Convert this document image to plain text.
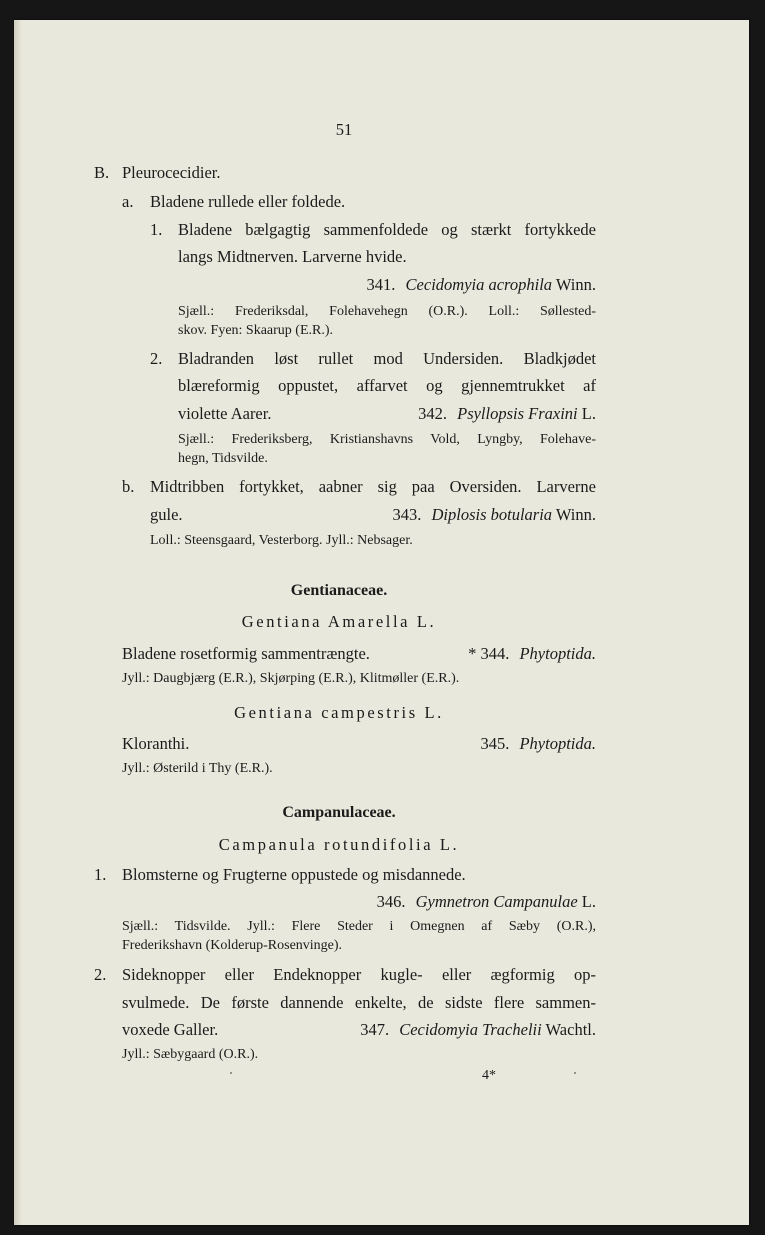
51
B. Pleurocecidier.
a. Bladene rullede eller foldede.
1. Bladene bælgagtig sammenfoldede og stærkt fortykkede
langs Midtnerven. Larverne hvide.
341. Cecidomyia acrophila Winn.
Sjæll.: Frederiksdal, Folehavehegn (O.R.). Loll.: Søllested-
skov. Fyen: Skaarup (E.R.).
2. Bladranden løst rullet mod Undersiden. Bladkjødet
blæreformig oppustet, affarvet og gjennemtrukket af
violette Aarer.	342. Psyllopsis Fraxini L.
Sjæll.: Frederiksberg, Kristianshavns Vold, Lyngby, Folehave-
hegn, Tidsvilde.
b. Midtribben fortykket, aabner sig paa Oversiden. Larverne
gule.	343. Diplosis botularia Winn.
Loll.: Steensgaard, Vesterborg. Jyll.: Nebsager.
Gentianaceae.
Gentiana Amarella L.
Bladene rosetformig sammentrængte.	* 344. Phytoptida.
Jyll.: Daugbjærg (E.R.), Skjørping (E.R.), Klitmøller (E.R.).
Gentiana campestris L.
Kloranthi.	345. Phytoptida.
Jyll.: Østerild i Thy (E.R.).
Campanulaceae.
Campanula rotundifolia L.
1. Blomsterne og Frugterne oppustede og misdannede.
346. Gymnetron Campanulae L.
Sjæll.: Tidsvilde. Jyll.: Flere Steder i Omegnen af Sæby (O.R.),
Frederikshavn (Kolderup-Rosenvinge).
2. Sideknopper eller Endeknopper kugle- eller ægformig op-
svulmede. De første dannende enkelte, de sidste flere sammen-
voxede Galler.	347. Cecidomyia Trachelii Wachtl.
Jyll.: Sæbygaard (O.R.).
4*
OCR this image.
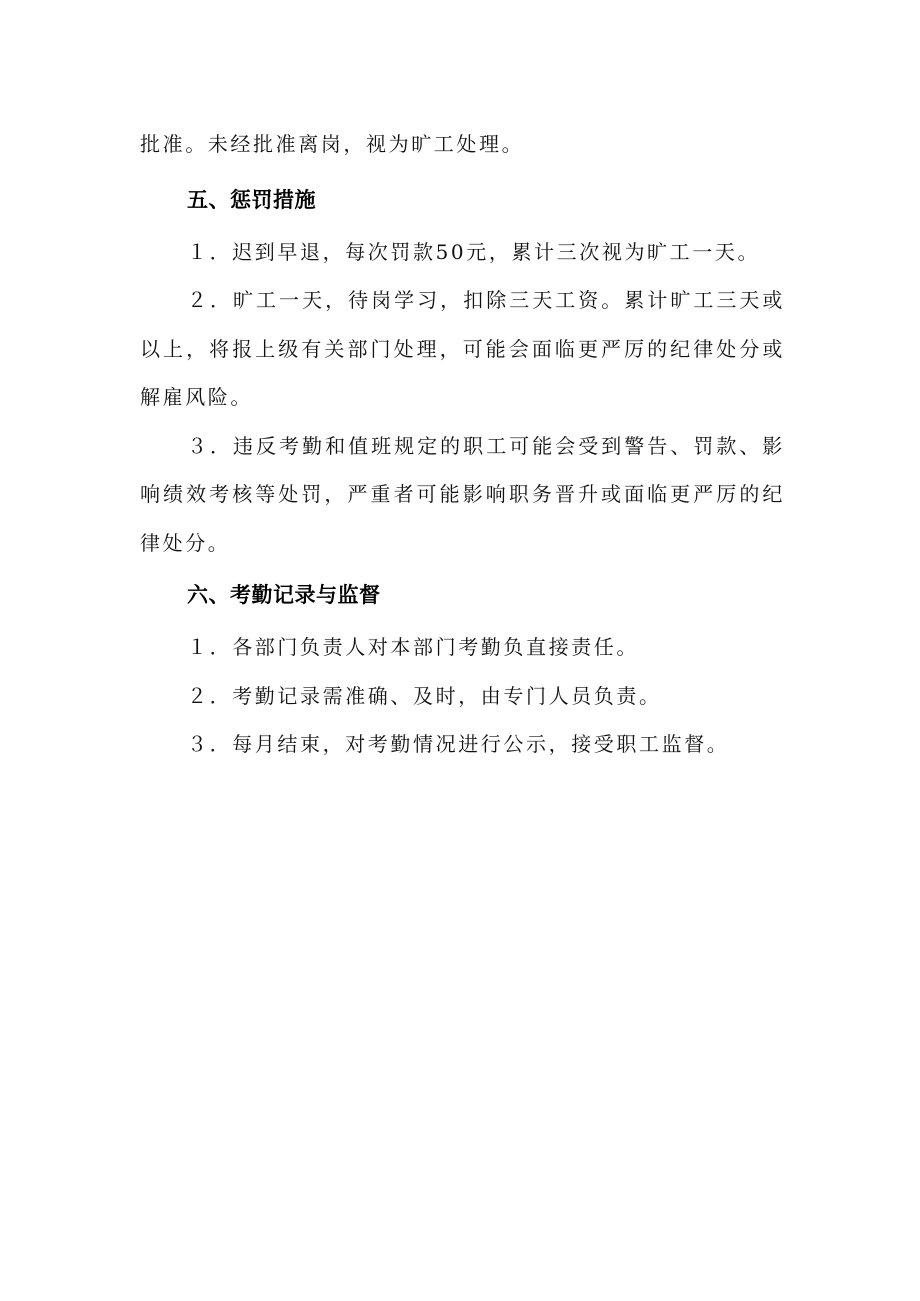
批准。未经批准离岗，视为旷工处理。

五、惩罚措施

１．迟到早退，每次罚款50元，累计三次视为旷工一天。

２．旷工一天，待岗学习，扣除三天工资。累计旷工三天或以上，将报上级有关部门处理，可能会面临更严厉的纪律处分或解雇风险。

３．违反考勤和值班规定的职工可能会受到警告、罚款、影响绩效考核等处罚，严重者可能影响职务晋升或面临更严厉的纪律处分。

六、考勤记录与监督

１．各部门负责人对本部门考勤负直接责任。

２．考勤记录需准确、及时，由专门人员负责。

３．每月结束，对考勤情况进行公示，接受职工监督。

--------

# Instructions for the task
From the entries above, copy each line holding "image".

# Response for this exercise
Convert this document image to plain text.
OCR this image.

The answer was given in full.